▶ EXERCISE REQUIREMENTS: Print out every record exactly as it appears.

──────── THE INPUT ────────

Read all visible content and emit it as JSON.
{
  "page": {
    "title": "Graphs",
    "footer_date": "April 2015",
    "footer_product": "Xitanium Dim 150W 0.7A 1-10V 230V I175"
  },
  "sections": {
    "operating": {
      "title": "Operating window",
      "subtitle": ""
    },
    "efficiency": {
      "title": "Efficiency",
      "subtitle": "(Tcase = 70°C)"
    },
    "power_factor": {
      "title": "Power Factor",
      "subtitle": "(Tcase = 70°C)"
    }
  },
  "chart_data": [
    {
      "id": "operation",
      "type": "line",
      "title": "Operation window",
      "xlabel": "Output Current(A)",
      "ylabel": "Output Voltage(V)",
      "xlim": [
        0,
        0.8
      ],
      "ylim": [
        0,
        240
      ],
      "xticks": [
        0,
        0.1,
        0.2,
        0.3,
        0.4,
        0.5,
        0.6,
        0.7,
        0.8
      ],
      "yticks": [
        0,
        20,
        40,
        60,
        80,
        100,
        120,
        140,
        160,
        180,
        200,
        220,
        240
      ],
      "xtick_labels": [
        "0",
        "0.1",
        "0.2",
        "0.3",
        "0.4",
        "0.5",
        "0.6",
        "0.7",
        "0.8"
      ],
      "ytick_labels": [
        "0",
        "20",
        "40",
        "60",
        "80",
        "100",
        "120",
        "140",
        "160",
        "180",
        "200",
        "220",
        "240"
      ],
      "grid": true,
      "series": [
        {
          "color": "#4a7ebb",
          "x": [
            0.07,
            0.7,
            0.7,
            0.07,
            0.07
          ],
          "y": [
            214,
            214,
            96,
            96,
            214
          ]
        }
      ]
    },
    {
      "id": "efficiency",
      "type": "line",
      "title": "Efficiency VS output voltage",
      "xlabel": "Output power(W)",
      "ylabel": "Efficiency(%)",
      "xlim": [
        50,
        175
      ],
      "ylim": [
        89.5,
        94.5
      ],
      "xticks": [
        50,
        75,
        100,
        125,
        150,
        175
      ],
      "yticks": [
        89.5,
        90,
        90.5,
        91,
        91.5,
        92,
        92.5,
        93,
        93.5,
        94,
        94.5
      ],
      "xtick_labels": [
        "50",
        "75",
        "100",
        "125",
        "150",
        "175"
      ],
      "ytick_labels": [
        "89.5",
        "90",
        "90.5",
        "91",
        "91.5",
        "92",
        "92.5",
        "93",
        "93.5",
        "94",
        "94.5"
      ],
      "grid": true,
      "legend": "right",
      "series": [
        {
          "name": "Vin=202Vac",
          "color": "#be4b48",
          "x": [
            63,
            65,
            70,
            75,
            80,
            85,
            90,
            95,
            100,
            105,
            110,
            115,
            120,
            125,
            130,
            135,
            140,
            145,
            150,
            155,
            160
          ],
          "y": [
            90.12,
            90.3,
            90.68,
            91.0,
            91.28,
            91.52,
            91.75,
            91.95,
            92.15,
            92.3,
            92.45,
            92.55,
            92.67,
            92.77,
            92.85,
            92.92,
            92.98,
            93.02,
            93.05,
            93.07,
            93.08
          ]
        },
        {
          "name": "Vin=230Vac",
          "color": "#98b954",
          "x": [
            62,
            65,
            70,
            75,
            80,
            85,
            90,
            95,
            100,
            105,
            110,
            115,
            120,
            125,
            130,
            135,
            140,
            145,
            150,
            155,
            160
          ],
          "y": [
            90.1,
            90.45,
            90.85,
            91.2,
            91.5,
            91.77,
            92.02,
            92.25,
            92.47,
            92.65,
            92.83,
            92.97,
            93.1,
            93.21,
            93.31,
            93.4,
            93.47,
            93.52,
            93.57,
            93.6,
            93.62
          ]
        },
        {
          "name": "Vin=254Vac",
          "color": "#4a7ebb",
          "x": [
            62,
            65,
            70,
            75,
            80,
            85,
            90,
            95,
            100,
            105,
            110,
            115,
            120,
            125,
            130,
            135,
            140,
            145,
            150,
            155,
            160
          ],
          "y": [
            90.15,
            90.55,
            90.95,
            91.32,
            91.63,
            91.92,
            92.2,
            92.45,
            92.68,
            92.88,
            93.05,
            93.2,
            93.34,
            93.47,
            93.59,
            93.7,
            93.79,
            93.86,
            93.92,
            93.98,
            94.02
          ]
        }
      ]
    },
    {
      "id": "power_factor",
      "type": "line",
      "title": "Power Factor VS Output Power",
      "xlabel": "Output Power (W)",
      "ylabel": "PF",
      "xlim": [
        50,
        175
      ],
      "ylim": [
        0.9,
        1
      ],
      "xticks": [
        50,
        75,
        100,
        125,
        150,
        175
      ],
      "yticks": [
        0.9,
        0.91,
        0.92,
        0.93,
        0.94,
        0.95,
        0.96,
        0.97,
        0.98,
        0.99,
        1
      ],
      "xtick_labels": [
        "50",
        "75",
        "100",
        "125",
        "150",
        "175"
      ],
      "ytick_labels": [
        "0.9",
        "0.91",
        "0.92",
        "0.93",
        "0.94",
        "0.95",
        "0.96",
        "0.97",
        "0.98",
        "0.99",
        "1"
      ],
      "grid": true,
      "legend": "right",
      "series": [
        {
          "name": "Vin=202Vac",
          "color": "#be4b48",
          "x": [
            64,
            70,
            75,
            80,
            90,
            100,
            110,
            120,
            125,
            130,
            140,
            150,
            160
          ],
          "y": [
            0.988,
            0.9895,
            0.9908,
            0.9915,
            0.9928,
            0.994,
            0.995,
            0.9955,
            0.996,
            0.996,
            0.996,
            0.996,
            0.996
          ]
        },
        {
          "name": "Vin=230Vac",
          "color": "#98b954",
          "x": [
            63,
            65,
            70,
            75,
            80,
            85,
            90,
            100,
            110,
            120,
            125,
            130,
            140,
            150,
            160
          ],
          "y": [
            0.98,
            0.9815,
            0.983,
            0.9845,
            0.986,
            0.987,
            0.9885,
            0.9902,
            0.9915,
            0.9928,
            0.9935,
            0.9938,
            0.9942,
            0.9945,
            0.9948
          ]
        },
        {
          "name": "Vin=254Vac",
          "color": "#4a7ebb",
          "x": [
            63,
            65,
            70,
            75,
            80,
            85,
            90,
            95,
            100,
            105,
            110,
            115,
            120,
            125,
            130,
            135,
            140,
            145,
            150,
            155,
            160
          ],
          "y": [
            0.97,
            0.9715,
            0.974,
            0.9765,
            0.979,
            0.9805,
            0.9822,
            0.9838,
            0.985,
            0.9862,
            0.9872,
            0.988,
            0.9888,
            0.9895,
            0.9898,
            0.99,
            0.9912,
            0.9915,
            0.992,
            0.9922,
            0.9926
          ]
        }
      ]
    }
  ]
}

────────

▶ SOLUTION BELOW:
Read all visible content and emit it as JSON.
{
  "page": {
    "title": "Graphs",
    "footer_date": "April 2015",
    "footer_product": "Xitanium Dim 150W 0.7A 1-10V 230V I175"
  },
  "sections": {
    "operating": {
      "title": "Operating window",
      "subtitle": ""
    },
    "efficiency": {
      "title": "Efficiency",
      "subtitle": "(Tcase = 70°C)"
    },
    "power_factor": {
      "title": "Power Factor",
      "subtitle": "(Tcase = 70°C)"
    }
  },
  "chart_data": [
    {
      "id": "operation",
      "type": "line",
      "title": "Operation window",
      "xlabel": "Output Current(A)",
      "ylabel": "Output Voltage(V)",
      "xlim": [
        0,
        0.8
      ],
      "ylim": [
        0,
        240
      ],
      "xticks": [
        0,
        0.1,
        0.2,
        0.3,
        0.4,
        0.5,
        0.6,
        0.7,
        0.8
      ],
      "yticks": [
        0,
        20,
        40,
        60,
        80,
        100,
        120,
        140,
        160,
        180,
        200,
        220,
        240
      ],
      "xtick_labels": [
        "0",
        "0.1",
        "0.2",
        "0.3",
        "0.4",
        "0.5",
        "0.6",
        "0.7",
        "0.8"
      ],
      "ytick_labels": [
        "0",
        "20",
        "40",
        "60",
        "80",
        "100",
        "120",
        "140",
        "160",
        "180",
        "200",
        "220",
        "240"
      ],
      "grid": true,
      "series": [
        {
          "color": "#4a7ebb",
          "x": [
            0.07,
            0.7,
            0.7,
            0.07,
            0.07
          ],
          "y": [
            214,
            214,
            96,
            96,
            214
          ]
        }
      ]
    },
    {
      "id": "efficiency",
      "type": "line",
      "title": "Efficiency VS output voltage",
      "xlabel": "Output power(W)",
      "ylabel": "Efficiency(%)",
      "xlim": [
        50,
        175
      ],
      "ylim": [
        89.5,
        94.5
      ],
      "xticks": [
        50,
        75,
        100,
        125,
        150,
        175
      ],
      "yticks": [
        89.5,
        90,
        90.5,
        91,
        91.5,
        92,
        92.5,
        93,
        93.5,
        94,
        94.5
      ],
      "xtick_labels": [
        "50",
        "75",
        "100",
        "125",
        "150",
        "175"
      ],
      "ytick_labels": [
        "89.5",
        "90",
        "90.5",
        "91",
        "91.5",
        "92",
        "92.5",
        "93",
        "93.5",
        "94",
        "94.5"
      ],
      "grid": true,
      "legend": "right",
      "series": [
        {
          "name": "Vin=202Vac",
          "color": "#be4b48",
          "x": [
            63,
            65,
            70,
            75,
            80,
            85,
            90,
            95,
            100,
            105,
            110,
            115,
            120,
            125,
            130,
            135,
            140,
            145,
            150,
            155,
            160
          ],
          "y": [
            90.12,
            90.3,
            90.68,
            91.0,
            91.28,
            91.52,
            91.75,
            91.95,
            92.15,
            92.3,
            92.45,
            92.55,
            92.67,
            92.77,
            92.85,
            92.92,
            92.98,
            93.02,
            93.05,
            93.07,
            93.08
          ]
        },
        {
          "name": "Vin=230Vac",
          "color": "#98b954",
          "x": [
            62,
            65,
            70,
            75,
            80,
            85,
            90,
            95,
            100,
            105,
            110,
            115,
            120,
            125,
            130,
            135,
            140,
            145,
            150,
            155,
            160
          ],
          "y": [
            90.1,
            90.45,
            90.85,
            91.2,
            91.5,
            91.77,
            92.02,
            92.25,
            92.47,
            92.65,
            92.83,
            92.97,
            93.1,
            93.21,
            93.31,
            93.4,
            93.47,
            93.52,
            93.57,
            93.6,
            93.62
          ]
        },
        {
          "name": "Vin=254Vac",
          "color": "#4a7ebb",
          "x": [
            62,
            65,
            70,
            75,
            80,
            85,
            90,
            95,
            100,
            105,
            110,
            115,
            120,
            125,
            130,
            135,
            140,
            145,
            150,
            155,
            160
          ],
          "y": [
            90.15,
            90.55,
            90.95,
            91.32,
            91.63,
            91.92,
            92.2,
            92.45,
            92.68,
            92.88,
            93.05,
            93.2,
            93.34,
            93.47,
            93.59,
            93.7,
            93.79,
            93.86,
            93.92,
            93.98,
            94.02
          ]
        }
      ]
    },
    {
      "id": "power_factor",
      "type": "line",
      "title": "Power Factor VS Output Power",
      "xlabel": "Output Power (W)",
      "ylabel": "PF",
      "xlim": [
        50,
        175
      ],
      "ylim": [
        0.9,
        1
      ],
      "xticks": [
        50,
        75,
        100,
        125,
        150,
        175
      ],
      "yticks": [
        0.9,
        0.91,
        0.92,
        0.93,
        0.94,
        0.95,
        0.96,
        0.97,
        0.98,
        0.99,
        1
      ],
      "xtick_labels": [
        "50",
        "75",
        "100",
        "125",
        "150",
        "175"
      ],
      "ytick_labels": [
        "0.9",
        "0.91",
        "0.92",
        "0.93",
        "0.94",
        "0.95",
        "0.96",
        "0.97",
        "0.98",
        "0.99",
        "1"
      ],
      "grid": true,
      "legend": "right",
      "series": [
        {
          "name": "Vin=202Vac",
          "color": "#be4b48",
          "x": [
            64,
            70,
            75,
            80,
            90,
            100,
            110,
            120,
            125,
            130,
            140,
            150,
            160
          ],
          "y": [
            0.988,
            0.9895,
            0.9908,
            0.9915,
            0.9928,
            0.994,
            0.995,
            0.9955,
            0.996,
            0.996,
            0.996,
            0.996,
            0.996
          ]
        },
        {
          "name": "Vin=230Vac",
          "color": "#98b954",
          "x": [
            63,
            65,
            70,
            75,
            80,
            85,
            90,
            100,
            110,
            120,
            125,
            130,
            140,
            150,
            160
          ],
          "y": [
            0.98,
            0.9815,
            0.983,
            0.9845,
            0.986,
            0.987,
            0.9885,
            0.9902,
            0.9915,
            0.9928,
            0.9935,
            0.9938,
            0.9942,
            0.9945,
            0.9948
          ]
        },
        {
          "name": "Vin=254Vac",
          "color": "#4a7ebb",
          "x": [
            63,
            65,
            70,
            75,
            80,
            85,
            90,
            95,
            100,
            105,
            110,
            115,
            120,
            125,
            130,
            135,
            140,
            145,
            150,
            155,
            160
          ],
          "y": [
            0.97,
            0.9715,
            0.974,
            0.9765,
            0.979,
            0.9805,
            0.9822,
            0.9838,
            0.985,
            0.9862,
            0.9872,
            0.988,
            0.9888,
            0.9895,
            0.9898,
            0.99,
            0.9912,
            0.9915,
            0.992,
            0.9922,
            0.9926
          ]
        }
      ]
    }
  ]
}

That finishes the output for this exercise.